▶ _EXERCISE TASK_: Rewrite the entries from the line containing "content-card: BEREICH Waffen- und" through the line containing "list-item-subtitle: 1 BEREICH [263, 553, 303, 560]", changing each "LERNEN" to "STUDIEREN" and keeping everything else the same.

▶ _MATERIAL PROVIDED_:
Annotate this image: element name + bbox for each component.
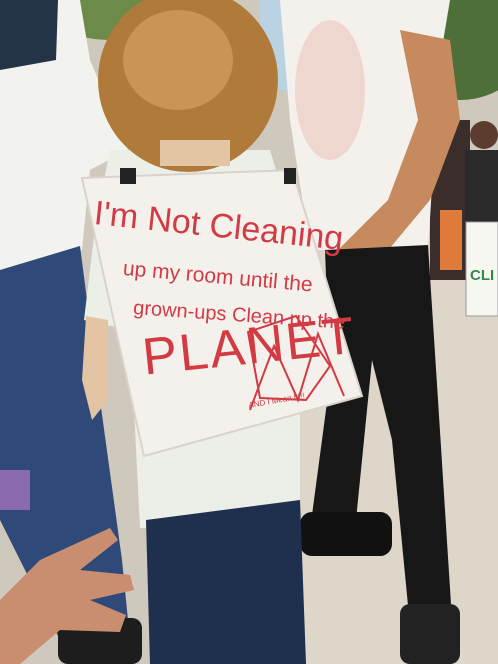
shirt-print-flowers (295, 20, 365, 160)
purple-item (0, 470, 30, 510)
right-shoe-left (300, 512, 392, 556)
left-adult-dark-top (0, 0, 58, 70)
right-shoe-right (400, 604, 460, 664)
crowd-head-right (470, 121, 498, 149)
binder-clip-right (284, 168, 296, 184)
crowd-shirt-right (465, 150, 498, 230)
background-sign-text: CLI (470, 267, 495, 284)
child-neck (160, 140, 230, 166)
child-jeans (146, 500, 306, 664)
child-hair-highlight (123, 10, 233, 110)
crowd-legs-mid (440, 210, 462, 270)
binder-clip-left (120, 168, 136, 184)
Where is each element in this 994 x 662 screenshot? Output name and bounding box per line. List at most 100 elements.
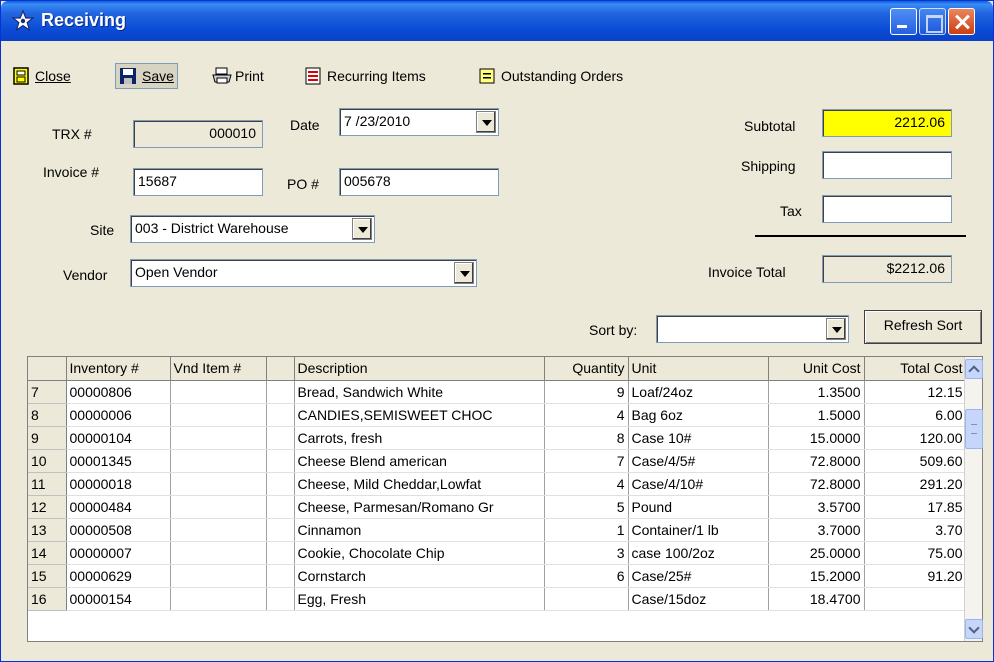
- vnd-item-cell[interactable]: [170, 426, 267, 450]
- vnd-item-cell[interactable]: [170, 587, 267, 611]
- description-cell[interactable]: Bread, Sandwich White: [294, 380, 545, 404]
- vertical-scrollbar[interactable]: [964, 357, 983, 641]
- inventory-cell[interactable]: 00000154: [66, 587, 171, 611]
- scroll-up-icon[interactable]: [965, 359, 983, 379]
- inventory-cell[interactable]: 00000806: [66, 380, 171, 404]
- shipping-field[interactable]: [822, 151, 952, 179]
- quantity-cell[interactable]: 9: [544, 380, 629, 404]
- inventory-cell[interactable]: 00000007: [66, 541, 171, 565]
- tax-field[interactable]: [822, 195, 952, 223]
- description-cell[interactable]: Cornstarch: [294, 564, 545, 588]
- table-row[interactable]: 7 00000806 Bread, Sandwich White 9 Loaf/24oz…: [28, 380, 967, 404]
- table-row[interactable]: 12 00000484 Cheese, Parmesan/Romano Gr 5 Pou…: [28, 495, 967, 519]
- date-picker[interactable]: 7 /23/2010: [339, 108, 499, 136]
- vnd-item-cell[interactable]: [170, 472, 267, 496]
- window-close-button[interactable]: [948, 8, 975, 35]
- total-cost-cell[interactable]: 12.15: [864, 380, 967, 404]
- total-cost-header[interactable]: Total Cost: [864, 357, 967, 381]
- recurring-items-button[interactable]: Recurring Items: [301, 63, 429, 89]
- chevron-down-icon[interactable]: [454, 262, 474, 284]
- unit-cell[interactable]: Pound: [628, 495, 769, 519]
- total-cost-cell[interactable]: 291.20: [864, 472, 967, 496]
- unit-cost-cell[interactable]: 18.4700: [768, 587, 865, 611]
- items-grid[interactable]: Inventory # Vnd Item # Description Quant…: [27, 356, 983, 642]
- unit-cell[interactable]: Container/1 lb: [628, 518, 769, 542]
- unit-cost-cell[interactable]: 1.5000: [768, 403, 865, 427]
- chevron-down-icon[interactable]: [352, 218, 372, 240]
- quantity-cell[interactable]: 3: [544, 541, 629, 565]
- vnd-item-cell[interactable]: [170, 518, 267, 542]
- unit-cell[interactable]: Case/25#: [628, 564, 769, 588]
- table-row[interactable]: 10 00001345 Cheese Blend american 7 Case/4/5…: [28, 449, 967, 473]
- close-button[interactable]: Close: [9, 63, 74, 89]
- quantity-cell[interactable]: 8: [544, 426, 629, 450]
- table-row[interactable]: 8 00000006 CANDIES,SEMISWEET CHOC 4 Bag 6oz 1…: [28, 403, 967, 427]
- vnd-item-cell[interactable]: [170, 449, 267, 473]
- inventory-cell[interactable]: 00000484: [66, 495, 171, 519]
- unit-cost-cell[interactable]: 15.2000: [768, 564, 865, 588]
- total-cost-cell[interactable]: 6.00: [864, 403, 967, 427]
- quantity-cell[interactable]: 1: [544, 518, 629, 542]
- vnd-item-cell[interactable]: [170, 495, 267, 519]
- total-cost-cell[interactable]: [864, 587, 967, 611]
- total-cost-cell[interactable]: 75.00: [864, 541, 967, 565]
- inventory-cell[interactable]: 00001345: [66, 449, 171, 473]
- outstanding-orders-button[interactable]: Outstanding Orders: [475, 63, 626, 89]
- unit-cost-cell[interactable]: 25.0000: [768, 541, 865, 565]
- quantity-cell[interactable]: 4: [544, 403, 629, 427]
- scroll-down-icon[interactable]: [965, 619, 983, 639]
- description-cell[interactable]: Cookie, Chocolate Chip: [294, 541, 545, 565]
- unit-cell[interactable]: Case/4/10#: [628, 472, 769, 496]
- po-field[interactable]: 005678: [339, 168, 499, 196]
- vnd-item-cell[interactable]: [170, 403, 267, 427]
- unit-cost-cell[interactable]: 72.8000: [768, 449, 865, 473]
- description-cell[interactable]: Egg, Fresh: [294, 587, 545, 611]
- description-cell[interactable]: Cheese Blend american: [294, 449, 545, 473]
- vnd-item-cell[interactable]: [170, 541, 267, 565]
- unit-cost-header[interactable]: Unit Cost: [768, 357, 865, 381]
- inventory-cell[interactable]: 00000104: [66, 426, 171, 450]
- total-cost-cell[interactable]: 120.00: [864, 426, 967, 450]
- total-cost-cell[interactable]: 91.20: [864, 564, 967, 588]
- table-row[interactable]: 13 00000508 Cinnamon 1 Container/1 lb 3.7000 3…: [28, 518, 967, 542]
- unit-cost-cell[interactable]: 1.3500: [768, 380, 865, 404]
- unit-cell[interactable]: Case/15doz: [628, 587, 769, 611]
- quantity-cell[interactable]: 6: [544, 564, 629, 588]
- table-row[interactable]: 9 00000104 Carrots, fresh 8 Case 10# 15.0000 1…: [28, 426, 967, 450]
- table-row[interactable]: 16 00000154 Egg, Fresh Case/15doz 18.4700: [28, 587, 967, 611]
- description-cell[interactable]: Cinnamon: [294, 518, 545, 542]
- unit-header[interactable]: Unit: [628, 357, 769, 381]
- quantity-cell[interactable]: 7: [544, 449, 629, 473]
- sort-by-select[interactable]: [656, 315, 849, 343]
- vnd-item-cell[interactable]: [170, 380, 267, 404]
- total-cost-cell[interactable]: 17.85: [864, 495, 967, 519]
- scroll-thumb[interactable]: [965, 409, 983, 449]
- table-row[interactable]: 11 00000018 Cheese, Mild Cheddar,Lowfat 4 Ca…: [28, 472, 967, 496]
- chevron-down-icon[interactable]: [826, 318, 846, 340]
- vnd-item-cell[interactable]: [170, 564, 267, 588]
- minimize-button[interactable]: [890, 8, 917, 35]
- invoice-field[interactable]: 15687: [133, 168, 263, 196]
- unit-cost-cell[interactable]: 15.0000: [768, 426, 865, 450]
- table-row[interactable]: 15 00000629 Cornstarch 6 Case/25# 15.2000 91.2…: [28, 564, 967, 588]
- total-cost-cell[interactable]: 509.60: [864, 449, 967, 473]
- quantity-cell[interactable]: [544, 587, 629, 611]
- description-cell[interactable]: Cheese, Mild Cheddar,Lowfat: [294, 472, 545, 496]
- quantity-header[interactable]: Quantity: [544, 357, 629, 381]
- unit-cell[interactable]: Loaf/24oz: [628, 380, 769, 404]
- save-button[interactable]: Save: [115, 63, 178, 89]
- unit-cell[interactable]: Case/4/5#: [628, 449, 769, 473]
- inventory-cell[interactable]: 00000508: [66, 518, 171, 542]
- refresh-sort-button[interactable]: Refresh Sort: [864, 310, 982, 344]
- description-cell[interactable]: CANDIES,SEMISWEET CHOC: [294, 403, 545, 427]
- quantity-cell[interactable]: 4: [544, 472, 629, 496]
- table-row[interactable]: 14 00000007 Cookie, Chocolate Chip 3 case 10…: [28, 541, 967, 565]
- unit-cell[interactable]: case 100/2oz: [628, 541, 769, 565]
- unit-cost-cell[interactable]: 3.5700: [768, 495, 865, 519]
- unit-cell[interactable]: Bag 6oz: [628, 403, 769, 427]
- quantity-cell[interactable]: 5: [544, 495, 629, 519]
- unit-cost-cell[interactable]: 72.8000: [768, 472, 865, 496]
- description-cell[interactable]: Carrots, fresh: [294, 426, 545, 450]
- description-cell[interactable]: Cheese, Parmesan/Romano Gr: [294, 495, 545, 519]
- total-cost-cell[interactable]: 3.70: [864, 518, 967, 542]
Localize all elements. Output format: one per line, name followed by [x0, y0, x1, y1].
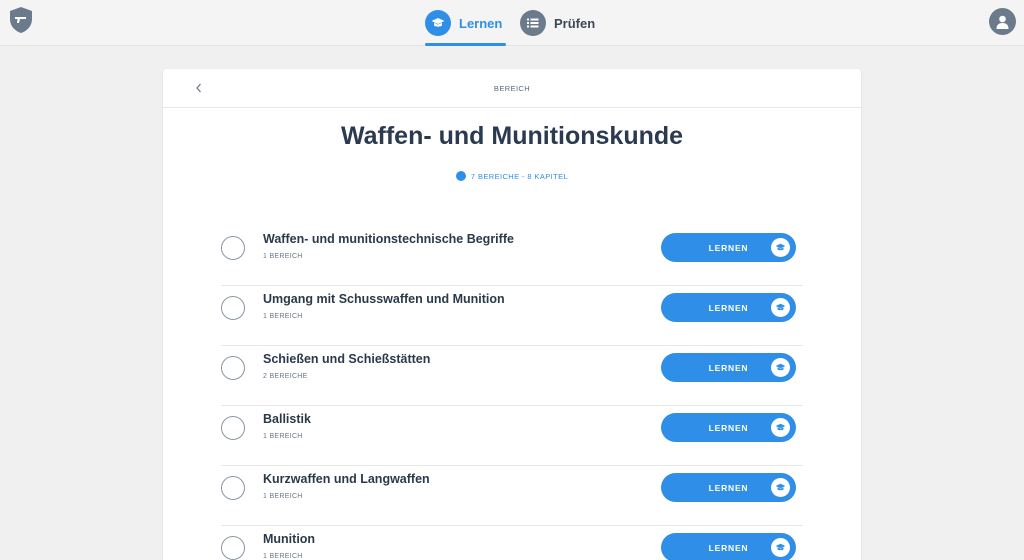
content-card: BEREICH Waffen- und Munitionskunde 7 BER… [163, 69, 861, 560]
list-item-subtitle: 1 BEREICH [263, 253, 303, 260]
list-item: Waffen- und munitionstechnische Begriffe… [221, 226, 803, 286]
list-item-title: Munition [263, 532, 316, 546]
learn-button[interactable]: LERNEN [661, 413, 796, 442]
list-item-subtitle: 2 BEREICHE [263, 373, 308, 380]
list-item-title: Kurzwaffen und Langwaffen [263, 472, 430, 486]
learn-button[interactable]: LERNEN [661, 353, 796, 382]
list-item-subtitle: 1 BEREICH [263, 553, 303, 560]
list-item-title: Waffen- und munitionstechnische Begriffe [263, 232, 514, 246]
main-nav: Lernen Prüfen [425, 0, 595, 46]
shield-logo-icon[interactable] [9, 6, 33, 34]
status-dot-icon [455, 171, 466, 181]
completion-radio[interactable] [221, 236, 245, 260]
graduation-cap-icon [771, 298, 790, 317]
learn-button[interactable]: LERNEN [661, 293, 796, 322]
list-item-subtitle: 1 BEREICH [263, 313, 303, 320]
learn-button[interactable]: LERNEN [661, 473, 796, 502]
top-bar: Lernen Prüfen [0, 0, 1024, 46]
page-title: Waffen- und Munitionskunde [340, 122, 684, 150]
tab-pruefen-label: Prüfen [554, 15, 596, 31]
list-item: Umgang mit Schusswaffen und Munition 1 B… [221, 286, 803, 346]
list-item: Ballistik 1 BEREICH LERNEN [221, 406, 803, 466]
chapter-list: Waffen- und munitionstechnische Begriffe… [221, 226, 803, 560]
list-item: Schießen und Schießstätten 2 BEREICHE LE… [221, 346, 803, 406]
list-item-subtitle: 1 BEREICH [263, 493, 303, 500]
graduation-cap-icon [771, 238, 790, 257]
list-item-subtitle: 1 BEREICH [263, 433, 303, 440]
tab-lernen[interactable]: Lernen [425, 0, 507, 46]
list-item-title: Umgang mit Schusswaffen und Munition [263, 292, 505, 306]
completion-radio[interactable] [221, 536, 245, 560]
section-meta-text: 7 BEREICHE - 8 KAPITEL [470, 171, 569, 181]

▶ _FINAL RESULT_:
content-card: BEREICH Waffen- und Munitionskunde 7 BER… [163, 69, 861, 560]
list-item-subtitle: 1 BEREICH [263, 253, 303, 260]
list-item: Waffen- und munitionstechnische Begriffe… [221, 226, 803, 286]
list-item-title: Munition [263, 532, 316, 546]
learn-button[interactable]: STUDIEREN [661, 413, 796, 442]
list-item-subtitle: 2 BEREICHE [263, 373, 308, 380]
list-item-title: Kurzwaffen und Langwaffen [263, 472, 430, 486]
learn-button[interactable]: STUDIEREN [661, 353, 796, 382]
list-item-subtitle: 1 BEREICH [263, 553, 303, 560]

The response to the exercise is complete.